_Exercise prompt:_
Reproduce the lines starting at the one containing "Decompose this screenshot" and ending at the one containing "379, 631, 393]", swapping every "star-icon" for "asterisk-icon" and leaving all else as it is.

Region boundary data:
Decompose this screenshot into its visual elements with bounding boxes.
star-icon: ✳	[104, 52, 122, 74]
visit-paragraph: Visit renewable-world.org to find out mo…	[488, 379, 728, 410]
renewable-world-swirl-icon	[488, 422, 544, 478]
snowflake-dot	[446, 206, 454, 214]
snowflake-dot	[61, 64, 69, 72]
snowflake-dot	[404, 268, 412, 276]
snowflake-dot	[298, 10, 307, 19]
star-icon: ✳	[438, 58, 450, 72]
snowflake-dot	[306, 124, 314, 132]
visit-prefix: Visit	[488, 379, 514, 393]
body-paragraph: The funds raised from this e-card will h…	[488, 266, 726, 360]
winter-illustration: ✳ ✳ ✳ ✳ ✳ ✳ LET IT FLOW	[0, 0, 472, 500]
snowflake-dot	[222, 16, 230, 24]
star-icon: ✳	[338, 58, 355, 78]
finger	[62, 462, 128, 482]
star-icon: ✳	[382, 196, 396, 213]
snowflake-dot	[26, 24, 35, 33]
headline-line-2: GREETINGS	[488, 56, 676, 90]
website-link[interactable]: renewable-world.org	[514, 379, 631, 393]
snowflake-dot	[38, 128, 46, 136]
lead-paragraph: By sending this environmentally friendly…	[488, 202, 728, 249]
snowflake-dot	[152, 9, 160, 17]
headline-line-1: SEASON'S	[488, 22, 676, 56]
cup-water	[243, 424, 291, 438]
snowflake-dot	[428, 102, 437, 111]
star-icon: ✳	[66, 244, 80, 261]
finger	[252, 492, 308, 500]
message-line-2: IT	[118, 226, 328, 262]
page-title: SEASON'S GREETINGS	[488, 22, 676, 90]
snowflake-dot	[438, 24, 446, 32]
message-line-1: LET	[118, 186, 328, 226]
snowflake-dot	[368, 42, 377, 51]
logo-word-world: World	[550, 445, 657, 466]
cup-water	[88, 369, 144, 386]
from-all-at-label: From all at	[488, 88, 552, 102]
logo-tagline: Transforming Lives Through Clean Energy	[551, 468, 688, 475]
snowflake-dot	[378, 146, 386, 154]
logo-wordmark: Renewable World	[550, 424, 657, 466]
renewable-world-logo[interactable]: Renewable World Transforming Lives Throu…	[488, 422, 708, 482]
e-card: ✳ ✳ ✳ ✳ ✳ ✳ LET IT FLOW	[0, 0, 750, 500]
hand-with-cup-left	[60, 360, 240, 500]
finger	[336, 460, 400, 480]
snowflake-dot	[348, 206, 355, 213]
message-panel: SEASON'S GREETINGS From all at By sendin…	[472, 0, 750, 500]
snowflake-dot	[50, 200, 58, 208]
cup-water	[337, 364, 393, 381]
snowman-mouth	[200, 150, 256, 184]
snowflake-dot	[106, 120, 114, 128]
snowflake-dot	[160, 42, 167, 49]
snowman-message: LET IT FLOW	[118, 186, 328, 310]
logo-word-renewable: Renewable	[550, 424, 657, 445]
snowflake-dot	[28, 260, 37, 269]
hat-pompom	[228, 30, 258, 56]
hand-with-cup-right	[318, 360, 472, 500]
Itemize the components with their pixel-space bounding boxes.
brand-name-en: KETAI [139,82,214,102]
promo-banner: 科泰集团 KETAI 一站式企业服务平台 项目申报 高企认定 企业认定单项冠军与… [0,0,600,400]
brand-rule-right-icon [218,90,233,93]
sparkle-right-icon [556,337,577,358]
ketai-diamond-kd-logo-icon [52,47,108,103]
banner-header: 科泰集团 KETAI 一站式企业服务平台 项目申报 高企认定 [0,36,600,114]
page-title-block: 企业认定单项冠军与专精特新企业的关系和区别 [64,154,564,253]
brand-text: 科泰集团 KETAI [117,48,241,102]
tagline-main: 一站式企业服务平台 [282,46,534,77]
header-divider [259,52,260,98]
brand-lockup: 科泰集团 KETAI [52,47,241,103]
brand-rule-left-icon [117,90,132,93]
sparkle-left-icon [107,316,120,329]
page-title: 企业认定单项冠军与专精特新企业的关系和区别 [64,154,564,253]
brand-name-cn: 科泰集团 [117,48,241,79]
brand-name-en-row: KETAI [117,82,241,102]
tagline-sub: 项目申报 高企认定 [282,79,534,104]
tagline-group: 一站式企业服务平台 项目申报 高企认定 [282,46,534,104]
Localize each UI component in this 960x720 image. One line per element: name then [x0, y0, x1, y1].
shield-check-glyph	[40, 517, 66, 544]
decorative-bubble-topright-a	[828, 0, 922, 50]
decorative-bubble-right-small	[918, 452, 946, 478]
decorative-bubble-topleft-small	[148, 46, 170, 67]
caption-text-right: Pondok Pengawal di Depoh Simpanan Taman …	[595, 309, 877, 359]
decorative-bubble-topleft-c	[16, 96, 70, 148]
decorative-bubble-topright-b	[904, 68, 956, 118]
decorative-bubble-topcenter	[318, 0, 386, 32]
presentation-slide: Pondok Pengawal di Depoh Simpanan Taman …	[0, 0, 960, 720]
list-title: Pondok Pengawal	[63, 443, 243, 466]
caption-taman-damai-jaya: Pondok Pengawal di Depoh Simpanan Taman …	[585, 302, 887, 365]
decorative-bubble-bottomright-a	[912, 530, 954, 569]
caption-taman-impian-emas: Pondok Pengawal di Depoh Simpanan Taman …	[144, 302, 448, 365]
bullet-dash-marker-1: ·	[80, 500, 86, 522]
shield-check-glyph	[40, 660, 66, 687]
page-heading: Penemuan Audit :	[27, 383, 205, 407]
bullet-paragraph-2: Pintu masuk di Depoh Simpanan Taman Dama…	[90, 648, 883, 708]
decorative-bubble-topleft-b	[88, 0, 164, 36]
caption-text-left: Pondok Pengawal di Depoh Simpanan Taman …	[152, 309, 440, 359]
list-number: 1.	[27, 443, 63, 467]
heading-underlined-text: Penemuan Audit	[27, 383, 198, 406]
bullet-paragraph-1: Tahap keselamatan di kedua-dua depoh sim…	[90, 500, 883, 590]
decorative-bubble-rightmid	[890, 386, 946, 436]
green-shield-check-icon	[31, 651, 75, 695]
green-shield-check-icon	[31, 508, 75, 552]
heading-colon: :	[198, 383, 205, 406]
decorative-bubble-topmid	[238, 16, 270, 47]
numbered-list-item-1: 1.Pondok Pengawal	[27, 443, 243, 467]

...

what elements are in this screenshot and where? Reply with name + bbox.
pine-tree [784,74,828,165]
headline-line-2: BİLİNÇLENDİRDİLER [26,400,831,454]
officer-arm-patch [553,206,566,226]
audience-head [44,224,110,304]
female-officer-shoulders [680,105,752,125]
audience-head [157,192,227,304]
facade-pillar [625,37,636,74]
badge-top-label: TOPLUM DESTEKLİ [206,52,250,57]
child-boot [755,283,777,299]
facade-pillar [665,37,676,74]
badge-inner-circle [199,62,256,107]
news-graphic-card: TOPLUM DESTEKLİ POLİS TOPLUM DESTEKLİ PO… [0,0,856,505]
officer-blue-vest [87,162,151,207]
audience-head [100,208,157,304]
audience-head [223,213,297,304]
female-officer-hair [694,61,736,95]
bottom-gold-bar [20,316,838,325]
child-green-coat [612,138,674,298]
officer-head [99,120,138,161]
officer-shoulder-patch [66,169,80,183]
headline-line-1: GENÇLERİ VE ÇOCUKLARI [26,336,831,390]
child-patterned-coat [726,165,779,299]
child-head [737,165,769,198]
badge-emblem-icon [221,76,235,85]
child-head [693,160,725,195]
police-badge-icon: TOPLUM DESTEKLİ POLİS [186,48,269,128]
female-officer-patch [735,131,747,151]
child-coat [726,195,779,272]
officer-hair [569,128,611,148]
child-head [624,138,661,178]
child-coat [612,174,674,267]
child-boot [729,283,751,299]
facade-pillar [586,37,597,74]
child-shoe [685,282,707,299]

--

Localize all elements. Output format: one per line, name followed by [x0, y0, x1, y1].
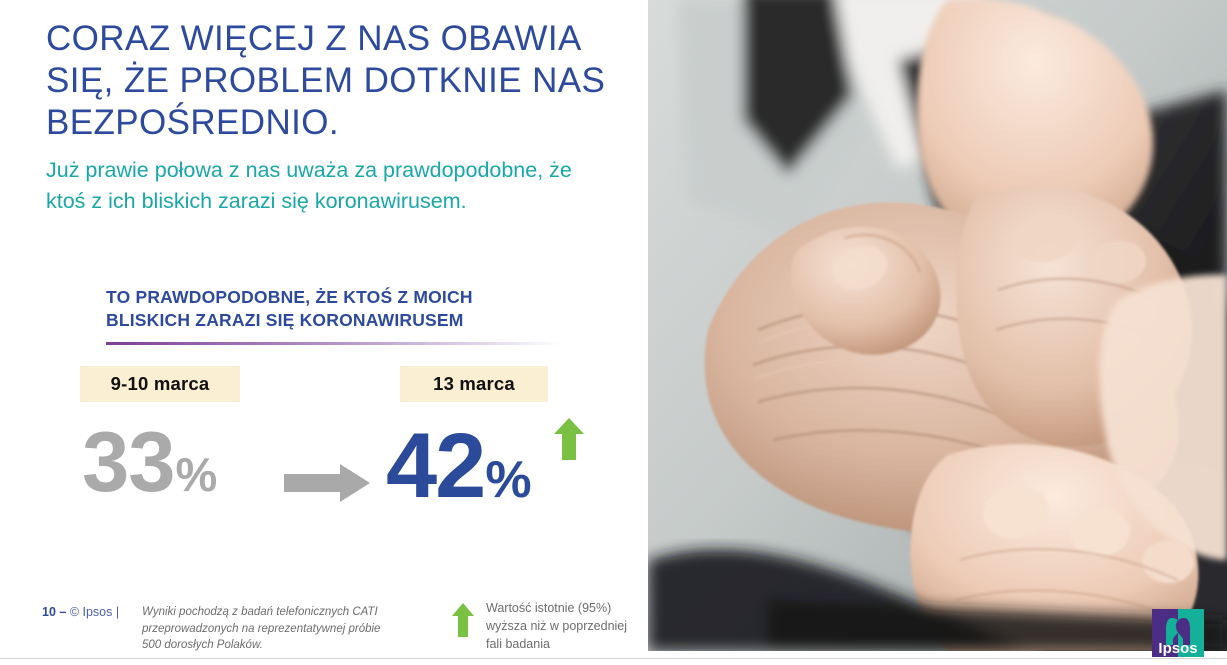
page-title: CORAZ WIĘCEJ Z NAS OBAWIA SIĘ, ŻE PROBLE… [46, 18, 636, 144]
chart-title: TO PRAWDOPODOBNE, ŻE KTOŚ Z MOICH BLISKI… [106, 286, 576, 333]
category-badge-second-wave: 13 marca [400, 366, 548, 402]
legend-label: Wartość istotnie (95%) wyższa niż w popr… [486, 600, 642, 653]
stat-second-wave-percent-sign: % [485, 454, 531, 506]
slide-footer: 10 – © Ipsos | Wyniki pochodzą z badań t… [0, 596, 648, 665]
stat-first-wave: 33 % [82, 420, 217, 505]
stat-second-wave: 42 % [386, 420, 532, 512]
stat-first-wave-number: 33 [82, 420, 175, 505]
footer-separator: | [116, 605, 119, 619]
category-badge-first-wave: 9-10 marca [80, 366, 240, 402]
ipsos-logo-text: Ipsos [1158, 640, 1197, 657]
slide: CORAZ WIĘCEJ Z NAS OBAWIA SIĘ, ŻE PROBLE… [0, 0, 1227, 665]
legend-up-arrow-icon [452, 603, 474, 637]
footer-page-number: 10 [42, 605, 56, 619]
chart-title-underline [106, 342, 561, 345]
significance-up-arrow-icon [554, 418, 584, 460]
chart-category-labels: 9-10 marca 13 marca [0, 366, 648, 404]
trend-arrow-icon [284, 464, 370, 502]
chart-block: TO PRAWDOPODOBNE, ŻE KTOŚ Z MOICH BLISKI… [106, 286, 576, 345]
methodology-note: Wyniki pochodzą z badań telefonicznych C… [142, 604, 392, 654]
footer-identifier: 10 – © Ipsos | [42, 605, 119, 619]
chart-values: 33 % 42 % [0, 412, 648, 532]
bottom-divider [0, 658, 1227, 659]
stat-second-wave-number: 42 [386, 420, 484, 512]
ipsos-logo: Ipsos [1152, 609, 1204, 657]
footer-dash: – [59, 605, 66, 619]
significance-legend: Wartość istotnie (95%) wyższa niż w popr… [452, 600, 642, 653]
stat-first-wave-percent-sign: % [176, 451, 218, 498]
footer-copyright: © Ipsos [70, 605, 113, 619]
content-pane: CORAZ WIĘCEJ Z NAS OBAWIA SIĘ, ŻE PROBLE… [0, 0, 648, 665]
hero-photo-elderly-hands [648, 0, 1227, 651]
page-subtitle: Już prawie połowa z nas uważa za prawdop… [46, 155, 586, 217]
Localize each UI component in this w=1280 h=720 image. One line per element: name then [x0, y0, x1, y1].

_Output for this exercise:_
Decompose this screenshot into its visual elements with bounding boxes.
asterisk-icon: ✳	[104, 52, 122, 74]
visit-paragraph: Visit renewable-world.org to find out mo…	[488, 379, 728, 410]
renewable-world-swirl-icon	[488, 422, 544, 478]
snowflake-dot	[446, 206, 454, 214]
snowflake-dot	[61, 64, 69, 72]
snowflake-dot	[404, 268, 412, 276]
snowflake-dot	[298, 10, 307, 19]
asterisk-icon: ✳	[438, 58, 450, 72]
snowflake-dot	[306, 124, 314, 132]
visit-prefix: Visit	[488, 379, 514, 393]
body-paragraph: The funds raised from this e-card will h…	[488, 266, 726, 360]
winter-illustration: ✳ ✳ ✳ ✳ ✳ ✳ LET IT FLOW	[0, 0, 472, 500]
snowflake-dot	[222, 16, 230, 24]
asterisk-icon: ✳	[338, 58, 355, 78]
finger	[62, 462, 128, 482]
asterisk-icon: ✳	[382, 196, 396, 213]
snowflake-dot	[26, 24, 35, 33]
headline-line-2: GREETINGS	[488, 56, 676, 90]
website-link[interactable]: renewable-world.org	[514, 379, 631, 393]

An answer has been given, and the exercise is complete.